### Written task:
Indicate only the number of lines in the listing below in which the word "Langestr" appears.

### Provided data:
^^^^^^^^

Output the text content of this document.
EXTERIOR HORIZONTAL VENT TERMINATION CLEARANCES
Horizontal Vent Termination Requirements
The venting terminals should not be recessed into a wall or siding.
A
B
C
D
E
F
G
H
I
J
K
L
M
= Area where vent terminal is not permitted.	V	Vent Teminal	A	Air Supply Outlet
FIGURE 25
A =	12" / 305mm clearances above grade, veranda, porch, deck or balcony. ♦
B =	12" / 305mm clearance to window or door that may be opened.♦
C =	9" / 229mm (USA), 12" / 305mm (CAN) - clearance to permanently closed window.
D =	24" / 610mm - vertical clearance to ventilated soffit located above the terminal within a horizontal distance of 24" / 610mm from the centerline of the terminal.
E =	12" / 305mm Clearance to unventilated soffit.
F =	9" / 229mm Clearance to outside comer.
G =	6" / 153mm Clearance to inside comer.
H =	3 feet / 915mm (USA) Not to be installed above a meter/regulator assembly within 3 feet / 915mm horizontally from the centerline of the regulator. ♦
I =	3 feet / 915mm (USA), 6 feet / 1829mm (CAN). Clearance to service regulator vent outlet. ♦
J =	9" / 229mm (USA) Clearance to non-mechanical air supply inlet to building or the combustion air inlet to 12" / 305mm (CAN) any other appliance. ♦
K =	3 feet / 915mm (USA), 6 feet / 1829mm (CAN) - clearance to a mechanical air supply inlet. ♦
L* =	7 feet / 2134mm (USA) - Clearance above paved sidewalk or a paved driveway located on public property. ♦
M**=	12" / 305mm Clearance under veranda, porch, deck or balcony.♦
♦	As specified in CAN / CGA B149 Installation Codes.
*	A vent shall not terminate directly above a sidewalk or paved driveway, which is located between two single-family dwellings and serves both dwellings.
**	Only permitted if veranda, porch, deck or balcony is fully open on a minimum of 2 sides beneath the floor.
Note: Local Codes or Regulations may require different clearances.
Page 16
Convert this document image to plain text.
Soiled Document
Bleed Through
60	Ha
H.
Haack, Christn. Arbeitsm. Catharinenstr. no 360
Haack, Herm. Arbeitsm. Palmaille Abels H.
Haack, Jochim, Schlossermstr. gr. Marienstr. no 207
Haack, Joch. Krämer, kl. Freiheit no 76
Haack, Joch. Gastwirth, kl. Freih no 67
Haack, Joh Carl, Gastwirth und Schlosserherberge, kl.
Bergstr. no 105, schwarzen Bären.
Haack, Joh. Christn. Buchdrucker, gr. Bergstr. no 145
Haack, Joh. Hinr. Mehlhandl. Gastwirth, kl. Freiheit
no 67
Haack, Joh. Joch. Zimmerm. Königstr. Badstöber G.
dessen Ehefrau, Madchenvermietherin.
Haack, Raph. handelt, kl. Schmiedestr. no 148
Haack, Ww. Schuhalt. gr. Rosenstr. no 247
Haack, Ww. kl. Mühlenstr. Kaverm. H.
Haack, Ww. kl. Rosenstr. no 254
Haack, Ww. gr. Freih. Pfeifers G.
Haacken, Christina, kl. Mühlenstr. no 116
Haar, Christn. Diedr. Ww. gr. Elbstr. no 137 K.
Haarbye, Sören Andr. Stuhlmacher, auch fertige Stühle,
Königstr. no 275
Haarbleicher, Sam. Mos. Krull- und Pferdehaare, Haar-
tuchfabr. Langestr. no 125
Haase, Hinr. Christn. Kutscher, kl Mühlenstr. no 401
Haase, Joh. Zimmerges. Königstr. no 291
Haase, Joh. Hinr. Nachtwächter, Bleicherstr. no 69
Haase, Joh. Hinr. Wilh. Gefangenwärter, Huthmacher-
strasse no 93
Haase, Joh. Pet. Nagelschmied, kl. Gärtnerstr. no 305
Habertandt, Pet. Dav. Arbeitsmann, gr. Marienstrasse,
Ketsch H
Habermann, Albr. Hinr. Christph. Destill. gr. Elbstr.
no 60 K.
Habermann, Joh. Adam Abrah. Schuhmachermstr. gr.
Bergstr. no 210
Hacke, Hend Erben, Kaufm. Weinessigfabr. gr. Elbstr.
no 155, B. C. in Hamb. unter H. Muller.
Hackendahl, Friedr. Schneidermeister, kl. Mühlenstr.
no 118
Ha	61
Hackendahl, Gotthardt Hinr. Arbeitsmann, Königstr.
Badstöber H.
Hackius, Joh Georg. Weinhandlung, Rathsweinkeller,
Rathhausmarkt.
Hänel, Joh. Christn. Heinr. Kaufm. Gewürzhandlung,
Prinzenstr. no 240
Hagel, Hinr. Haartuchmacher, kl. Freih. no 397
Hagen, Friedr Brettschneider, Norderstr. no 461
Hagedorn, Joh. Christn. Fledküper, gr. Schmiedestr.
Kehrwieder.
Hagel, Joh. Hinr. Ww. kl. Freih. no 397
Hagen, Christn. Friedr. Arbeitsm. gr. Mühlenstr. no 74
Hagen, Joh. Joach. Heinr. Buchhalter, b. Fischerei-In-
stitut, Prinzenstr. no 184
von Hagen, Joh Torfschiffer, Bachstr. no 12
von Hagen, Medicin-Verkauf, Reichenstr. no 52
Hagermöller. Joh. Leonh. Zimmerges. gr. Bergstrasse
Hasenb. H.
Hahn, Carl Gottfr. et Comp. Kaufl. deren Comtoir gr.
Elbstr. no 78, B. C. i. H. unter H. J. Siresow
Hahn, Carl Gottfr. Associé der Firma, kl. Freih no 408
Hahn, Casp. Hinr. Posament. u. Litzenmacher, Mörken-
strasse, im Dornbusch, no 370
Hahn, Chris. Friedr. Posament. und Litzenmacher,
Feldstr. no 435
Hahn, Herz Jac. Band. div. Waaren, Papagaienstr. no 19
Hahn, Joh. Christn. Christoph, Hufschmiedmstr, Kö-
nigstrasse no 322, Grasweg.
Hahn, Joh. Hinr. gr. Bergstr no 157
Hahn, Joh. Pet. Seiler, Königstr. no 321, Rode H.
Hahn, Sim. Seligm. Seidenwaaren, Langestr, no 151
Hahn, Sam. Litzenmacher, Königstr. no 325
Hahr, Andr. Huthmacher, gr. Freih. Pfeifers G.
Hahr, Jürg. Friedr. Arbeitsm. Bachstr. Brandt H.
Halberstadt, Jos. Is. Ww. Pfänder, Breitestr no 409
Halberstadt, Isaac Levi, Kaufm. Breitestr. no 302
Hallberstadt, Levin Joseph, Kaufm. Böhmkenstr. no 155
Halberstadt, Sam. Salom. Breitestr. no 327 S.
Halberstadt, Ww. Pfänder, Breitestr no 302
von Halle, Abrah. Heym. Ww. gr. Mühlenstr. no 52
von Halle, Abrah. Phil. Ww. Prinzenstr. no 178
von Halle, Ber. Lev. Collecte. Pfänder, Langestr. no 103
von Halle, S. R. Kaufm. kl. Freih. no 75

^^^^^^^^

### Response:
3